§ **To do**
Without further comment, state how many lines in the listing below contain the word "Technology".

*** Records provided

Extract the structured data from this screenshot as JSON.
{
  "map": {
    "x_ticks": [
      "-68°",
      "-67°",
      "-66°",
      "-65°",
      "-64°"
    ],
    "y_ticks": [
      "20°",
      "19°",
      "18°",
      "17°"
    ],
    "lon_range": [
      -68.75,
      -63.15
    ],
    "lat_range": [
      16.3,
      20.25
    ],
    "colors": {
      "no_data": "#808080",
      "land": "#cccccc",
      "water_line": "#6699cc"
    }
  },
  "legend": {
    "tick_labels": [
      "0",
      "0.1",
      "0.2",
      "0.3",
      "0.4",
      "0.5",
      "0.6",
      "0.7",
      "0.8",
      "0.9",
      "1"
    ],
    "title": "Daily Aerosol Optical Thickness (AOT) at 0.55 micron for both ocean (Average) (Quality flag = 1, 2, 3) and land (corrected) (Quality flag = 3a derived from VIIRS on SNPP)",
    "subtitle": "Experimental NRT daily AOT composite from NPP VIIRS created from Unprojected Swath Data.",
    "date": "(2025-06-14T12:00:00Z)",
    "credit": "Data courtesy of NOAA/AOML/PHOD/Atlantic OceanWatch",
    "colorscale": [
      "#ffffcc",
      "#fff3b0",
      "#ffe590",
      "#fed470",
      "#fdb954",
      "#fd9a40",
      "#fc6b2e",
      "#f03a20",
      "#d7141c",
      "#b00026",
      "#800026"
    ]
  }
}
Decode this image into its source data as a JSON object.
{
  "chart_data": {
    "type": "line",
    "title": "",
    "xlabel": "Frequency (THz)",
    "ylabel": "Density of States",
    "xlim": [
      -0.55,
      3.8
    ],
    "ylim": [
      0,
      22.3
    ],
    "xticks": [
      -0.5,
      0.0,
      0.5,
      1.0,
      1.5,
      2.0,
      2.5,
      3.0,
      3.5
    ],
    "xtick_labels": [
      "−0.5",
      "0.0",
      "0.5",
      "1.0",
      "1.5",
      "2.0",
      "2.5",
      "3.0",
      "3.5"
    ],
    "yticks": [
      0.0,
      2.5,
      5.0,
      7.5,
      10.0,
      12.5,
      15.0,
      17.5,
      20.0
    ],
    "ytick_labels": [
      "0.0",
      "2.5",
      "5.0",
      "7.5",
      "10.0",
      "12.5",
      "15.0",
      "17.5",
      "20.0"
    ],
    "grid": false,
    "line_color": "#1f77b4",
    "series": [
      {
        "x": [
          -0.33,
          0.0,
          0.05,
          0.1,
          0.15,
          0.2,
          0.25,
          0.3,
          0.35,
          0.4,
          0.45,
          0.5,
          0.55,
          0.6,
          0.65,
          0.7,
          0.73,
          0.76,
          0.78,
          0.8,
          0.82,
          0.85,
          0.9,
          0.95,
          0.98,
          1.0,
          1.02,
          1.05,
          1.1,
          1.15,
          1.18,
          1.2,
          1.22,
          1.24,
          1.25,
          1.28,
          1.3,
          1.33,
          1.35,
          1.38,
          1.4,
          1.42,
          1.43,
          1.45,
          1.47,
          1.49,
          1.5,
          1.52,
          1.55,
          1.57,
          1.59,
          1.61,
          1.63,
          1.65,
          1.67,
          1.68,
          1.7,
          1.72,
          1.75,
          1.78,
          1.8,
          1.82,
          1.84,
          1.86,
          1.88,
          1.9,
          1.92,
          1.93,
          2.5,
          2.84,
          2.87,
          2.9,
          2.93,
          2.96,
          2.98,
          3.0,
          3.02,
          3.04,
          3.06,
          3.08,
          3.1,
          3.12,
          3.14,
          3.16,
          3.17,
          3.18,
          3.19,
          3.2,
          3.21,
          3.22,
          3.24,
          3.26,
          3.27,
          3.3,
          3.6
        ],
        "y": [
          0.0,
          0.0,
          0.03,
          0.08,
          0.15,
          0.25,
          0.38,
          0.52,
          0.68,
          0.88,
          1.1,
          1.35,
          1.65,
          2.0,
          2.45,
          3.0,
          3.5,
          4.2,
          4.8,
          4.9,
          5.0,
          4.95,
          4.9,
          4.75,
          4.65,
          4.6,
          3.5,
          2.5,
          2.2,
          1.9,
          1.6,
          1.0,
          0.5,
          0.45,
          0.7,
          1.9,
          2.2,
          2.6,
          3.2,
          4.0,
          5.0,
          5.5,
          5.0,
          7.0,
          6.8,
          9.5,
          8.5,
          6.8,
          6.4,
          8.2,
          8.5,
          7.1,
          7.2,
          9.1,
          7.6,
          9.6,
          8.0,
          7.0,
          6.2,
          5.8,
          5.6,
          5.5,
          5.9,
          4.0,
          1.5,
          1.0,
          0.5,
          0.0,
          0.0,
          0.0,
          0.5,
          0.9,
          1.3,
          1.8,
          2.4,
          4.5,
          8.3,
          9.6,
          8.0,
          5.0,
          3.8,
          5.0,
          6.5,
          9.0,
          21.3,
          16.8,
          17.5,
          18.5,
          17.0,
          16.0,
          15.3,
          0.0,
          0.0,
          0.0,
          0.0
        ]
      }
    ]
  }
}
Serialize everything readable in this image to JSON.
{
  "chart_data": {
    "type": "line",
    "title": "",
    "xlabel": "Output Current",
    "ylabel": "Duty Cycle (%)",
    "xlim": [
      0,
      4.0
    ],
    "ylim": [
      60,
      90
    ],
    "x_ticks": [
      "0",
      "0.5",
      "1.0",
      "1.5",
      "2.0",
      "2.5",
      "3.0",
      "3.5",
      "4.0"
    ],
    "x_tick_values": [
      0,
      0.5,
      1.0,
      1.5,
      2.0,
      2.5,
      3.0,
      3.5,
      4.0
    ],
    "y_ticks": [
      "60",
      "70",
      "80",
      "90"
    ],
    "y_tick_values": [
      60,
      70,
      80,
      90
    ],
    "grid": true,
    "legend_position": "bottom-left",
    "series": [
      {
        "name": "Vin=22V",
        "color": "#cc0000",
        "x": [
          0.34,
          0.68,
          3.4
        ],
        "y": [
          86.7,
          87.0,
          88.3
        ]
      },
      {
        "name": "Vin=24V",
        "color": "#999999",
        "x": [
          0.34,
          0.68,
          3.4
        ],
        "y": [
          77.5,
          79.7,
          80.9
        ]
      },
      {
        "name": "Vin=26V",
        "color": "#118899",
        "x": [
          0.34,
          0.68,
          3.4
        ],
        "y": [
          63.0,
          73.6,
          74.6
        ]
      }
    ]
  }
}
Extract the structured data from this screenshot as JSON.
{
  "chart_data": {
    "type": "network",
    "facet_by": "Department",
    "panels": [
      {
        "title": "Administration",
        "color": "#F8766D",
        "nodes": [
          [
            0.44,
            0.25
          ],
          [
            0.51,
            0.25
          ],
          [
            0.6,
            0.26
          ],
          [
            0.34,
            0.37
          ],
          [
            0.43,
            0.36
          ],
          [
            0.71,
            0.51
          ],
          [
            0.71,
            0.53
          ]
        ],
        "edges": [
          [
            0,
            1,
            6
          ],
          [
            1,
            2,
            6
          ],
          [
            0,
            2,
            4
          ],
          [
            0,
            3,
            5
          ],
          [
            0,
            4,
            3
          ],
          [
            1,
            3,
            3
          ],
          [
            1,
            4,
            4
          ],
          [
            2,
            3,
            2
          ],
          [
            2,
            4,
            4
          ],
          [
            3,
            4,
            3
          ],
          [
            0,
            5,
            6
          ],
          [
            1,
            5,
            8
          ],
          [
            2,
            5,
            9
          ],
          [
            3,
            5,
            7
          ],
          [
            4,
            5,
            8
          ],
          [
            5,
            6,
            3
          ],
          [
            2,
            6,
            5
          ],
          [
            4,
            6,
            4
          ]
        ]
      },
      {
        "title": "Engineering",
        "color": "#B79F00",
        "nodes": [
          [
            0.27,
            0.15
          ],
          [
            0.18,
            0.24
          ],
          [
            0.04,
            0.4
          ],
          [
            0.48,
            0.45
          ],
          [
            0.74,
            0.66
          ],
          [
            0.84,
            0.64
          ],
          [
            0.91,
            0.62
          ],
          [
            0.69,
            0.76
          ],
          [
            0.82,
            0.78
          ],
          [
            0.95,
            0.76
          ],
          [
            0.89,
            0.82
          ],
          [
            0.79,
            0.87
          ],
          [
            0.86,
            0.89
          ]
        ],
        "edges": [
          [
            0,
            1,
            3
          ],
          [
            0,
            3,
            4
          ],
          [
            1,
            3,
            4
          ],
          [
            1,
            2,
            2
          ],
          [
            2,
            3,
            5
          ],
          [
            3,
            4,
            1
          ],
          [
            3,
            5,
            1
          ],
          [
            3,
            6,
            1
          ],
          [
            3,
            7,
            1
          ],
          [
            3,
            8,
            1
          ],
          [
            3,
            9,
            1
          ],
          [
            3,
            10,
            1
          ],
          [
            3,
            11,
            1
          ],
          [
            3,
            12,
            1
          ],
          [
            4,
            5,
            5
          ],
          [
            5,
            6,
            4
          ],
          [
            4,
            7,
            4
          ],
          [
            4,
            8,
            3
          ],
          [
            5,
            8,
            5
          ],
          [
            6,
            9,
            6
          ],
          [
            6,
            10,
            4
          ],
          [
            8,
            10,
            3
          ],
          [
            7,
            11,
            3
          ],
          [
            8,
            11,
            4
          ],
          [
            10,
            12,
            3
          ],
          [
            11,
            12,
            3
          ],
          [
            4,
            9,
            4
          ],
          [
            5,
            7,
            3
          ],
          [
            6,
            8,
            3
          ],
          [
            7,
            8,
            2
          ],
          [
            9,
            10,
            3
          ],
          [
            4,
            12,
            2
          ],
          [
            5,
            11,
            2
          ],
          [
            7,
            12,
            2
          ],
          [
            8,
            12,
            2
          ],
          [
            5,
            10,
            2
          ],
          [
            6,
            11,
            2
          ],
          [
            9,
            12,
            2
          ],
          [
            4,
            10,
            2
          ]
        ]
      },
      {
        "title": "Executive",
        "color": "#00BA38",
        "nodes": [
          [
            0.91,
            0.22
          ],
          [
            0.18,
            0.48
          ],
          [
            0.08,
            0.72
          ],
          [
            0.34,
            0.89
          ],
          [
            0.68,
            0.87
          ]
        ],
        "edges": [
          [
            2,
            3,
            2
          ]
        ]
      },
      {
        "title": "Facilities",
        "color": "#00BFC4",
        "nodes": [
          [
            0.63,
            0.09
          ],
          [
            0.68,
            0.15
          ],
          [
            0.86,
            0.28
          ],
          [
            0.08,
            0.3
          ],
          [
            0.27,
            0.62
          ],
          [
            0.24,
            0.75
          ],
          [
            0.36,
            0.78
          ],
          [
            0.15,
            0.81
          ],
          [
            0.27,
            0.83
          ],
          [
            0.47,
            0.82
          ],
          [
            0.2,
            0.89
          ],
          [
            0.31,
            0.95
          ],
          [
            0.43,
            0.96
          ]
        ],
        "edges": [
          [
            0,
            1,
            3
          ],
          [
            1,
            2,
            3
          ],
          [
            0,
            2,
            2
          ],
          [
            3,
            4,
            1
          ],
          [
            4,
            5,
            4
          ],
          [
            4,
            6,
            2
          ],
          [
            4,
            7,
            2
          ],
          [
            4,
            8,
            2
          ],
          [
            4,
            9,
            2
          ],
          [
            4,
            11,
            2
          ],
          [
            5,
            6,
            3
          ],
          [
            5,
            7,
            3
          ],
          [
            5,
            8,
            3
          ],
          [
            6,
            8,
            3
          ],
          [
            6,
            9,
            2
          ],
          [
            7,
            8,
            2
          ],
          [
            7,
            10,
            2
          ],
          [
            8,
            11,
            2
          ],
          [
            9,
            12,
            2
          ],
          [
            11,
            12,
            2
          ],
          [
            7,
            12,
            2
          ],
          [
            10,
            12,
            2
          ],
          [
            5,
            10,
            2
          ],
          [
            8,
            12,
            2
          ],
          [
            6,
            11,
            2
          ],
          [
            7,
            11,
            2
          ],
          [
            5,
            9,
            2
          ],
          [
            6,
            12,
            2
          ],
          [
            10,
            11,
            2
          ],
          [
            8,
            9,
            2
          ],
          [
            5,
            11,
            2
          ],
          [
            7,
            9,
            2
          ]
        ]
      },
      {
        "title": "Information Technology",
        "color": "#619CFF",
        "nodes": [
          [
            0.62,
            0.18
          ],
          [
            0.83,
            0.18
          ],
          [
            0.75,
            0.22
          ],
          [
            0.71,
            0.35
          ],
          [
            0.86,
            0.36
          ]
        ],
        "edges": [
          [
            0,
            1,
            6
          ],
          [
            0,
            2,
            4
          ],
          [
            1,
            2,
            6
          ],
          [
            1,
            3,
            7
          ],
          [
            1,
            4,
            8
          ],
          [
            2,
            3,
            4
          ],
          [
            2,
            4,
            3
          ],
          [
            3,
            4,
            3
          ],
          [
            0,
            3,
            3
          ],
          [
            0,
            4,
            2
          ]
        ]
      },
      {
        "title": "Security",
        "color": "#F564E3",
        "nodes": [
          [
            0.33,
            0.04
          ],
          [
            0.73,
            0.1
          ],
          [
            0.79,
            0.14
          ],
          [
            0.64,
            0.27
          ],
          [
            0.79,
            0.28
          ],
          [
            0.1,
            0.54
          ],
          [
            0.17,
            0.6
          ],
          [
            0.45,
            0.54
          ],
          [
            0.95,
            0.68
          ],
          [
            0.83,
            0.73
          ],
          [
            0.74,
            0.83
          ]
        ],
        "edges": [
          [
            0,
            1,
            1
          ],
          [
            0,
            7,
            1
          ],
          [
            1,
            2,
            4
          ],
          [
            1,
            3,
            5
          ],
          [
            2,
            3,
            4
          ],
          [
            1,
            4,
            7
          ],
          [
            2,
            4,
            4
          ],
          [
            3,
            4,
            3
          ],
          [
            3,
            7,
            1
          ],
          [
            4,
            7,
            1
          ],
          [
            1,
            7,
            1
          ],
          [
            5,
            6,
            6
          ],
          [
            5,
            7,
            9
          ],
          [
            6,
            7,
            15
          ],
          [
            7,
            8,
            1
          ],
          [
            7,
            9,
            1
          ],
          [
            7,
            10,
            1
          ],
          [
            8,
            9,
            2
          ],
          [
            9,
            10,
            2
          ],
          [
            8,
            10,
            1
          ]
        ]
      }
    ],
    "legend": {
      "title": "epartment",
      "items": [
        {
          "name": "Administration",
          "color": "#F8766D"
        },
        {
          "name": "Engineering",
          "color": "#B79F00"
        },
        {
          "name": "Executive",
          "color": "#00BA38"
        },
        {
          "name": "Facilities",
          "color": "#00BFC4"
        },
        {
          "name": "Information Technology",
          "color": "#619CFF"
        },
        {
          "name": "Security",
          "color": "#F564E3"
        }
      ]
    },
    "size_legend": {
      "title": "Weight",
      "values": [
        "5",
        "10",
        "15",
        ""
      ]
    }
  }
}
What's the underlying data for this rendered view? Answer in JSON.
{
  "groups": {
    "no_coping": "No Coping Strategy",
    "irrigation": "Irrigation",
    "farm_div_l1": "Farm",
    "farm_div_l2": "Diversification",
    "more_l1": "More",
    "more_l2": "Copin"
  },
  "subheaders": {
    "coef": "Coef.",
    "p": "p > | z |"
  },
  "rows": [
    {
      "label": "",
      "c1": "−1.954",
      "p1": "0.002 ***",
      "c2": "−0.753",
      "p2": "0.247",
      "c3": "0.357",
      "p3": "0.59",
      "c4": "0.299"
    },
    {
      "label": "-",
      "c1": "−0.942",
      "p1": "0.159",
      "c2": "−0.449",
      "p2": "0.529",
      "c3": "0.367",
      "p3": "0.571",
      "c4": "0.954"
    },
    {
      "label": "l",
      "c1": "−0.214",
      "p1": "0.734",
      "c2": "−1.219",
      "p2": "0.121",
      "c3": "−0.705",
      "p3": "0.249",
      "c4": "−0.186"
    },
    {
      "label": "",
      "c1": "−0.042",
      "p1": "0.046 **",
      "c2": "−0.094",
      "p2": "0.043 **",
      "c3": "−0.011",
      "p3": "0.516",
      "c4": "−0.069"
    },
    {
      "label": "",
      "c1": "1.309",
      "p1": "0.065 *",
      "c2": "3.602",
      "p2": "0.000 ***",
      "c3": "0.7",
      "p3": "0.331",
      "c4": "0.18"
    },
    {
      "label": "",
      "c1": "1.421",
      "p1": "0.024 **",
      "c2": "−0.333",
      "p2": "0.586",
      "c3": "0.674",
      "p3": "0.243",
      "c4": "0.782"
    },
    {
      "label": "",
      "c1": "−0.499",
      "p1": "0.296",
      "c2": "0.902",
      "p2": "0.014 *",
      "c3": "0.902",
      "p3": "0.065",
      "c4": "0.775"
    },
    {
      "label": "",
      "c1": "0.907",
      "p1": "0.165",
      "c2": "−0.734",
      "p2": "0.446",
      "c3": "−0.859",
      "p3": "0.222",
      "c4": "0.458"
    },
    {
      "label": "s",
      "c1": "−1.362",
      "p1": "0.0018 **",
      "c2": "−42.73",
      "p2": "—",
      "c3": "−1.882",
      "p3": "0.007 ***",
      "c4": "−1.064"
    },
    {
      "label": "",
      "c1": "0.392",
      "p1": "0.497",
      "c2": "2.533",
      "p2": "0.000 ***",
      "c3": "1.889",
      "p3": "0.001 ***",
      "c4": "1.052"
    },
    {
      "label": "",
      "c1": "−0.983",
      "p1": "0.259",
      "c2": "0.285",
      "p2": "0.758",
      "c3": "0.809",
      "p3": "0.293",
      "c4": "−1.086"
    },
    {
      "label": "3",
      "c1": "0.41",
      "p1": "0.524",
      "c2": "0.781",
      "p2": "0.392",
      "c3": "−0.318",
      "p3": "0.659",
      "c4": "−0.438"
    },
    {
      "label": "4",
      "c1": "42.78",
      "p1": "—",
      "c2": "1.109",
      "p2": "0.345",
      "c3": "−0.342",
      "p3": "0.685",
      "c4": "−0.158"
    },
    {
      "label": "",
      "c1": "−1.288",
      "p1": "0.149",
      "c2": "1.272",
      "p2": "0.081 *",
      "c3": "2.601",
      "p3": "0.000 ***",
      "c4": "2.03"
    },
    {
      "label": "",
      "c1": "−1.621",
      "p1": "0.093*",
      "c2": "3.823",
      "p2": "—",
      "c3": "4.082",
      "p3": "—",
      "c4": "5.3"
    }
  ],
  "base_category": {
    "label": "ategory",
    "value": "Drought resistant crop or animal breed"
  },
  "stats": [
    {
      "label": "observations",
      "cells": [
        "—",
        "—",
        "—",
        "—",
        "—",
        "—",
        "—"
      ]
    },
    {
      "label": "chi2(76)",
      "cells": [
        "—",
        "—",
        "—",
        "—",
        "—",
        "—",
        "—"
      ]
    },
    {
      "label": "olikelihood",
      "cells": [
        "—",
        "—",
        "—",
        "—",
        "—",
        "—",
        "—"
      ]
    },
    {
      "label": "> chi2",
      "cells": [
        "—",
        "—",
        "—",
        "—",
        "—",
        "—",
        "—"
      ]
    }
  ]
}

******

§ **Answer in full**
2